> [Recorded information]

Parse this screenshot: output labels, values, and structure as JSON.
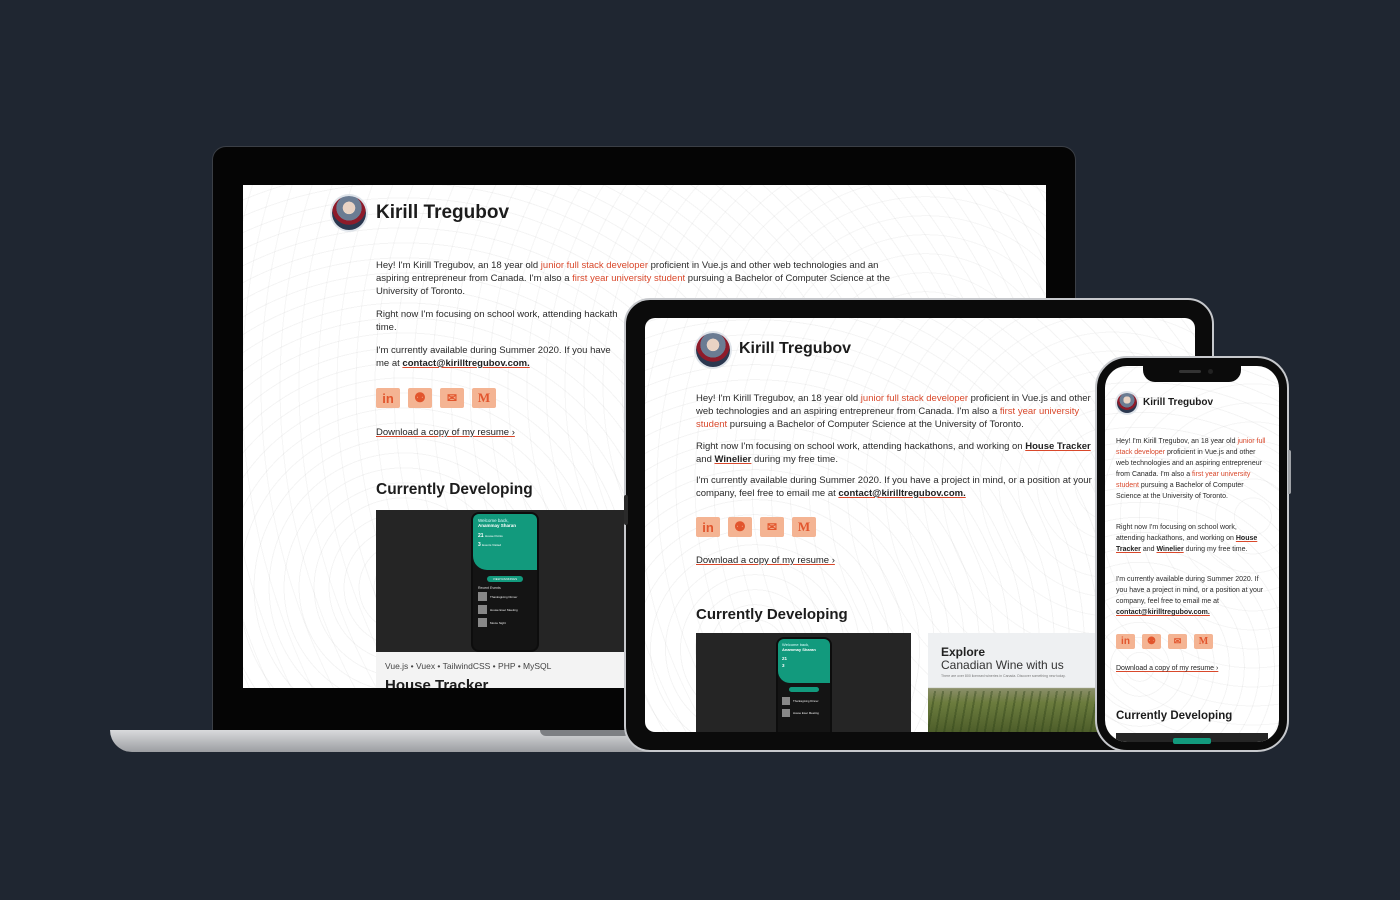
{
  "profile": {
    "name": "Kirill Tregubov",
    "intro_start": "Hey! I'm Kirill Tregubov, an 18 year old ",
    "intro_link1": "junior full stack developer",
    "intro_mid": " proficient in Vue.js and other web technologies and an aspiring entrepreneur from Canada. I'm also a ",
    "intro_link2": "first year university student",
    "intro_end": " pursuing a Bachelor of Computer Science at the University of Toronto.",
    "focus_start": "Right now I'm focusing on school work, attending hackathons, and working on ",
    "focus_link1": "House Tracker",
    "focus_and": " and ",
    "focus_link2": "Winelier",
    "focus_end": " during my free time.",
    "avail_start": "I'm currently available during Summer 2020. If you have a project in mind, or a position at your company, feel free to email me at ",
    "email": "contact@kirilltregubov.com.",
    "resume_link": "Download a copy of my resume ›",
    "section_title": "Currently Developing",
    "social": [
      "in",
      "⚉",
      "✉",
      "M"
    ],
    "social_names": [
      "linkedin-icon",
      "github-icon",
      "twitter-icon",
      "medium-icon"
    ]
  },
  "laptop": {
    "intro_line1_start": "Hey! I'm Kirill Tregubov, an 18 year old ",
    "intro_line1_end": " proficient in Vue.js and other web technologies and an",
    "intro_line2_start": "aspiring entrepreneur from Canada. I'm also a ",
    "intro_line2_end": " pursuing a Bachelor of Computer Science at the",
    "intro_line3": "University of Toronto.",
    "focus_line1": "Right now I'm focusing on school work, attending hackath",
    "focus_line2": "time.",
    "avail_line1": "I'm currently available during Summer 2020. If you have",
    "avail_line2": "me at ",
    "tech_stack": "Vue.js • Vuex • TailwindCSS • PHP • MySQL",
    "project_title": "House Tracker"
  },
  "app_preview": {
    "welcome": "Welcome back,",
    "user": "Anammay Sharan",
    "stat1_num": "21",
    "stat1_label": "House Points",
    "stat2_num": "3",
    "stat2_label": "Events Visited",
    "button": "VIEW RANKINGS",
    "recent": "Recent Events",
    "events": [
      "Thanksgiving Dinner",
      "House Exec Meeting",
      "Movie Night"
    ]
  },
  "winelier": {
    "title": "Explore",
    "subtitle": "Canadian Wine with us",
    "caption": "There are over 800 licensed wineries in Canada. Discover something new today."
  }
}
---
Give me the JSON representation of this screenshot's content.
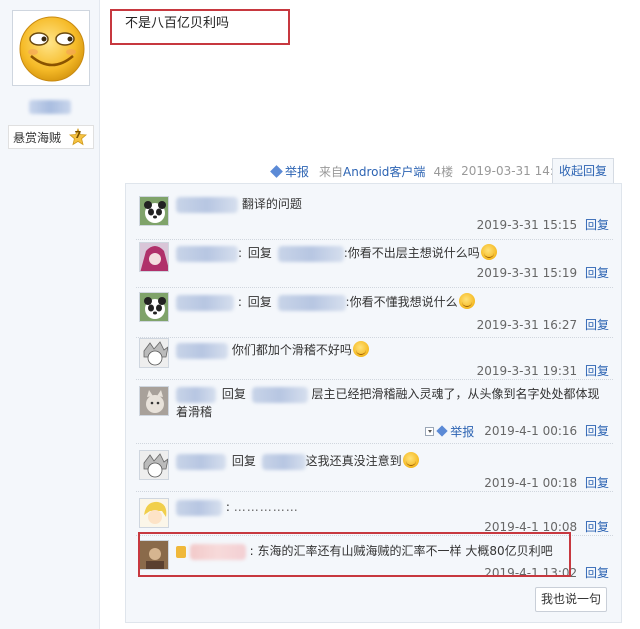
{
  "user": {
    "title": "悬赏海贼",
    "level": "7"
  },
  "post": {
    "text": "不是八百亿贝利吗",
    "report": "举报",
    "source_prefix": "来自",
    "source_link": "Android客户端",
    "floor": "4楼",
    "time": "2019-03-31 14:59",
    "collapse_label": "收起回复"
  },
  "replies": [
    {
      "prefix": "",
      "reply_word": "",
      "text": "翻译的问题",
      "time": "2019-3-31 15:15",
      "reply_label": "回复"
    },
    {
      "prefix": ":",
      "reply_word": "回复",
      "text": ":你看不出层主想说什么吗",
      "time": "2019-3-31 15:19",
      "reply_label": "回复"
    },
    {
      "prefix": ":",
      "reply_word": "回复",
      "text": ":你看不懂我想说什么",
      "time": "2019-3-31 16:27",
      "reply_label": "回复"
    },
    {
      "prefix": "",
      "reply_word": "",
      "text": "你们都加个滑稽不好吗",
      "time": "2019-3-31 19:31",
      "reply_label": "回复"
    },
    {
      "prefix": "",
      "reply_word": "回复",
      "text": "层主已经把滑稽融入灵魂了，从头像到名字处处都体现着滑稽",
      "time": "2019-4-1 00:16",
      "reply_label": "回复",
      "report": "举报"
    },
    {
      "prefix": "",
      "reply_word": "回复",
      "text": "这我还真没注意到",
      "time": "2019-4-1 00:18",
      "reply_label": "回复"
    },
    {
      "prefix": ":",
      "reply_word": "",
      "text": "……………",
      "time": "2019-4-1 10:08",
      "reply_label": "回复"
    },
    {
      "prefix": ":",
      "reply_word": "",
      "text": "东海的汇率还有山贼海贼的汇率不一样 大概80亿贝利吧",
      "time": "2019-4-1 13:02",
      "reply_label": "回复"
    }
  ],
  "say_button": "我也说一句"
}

> [Goal] Return each line in the records that holds the string "work".

> [Task result]
    "focus_start": "Right now I'm focusing on school work, attending hackathons, and working on ",
    "focus_line1": "Right now I'm focusing on school work, attending hackath",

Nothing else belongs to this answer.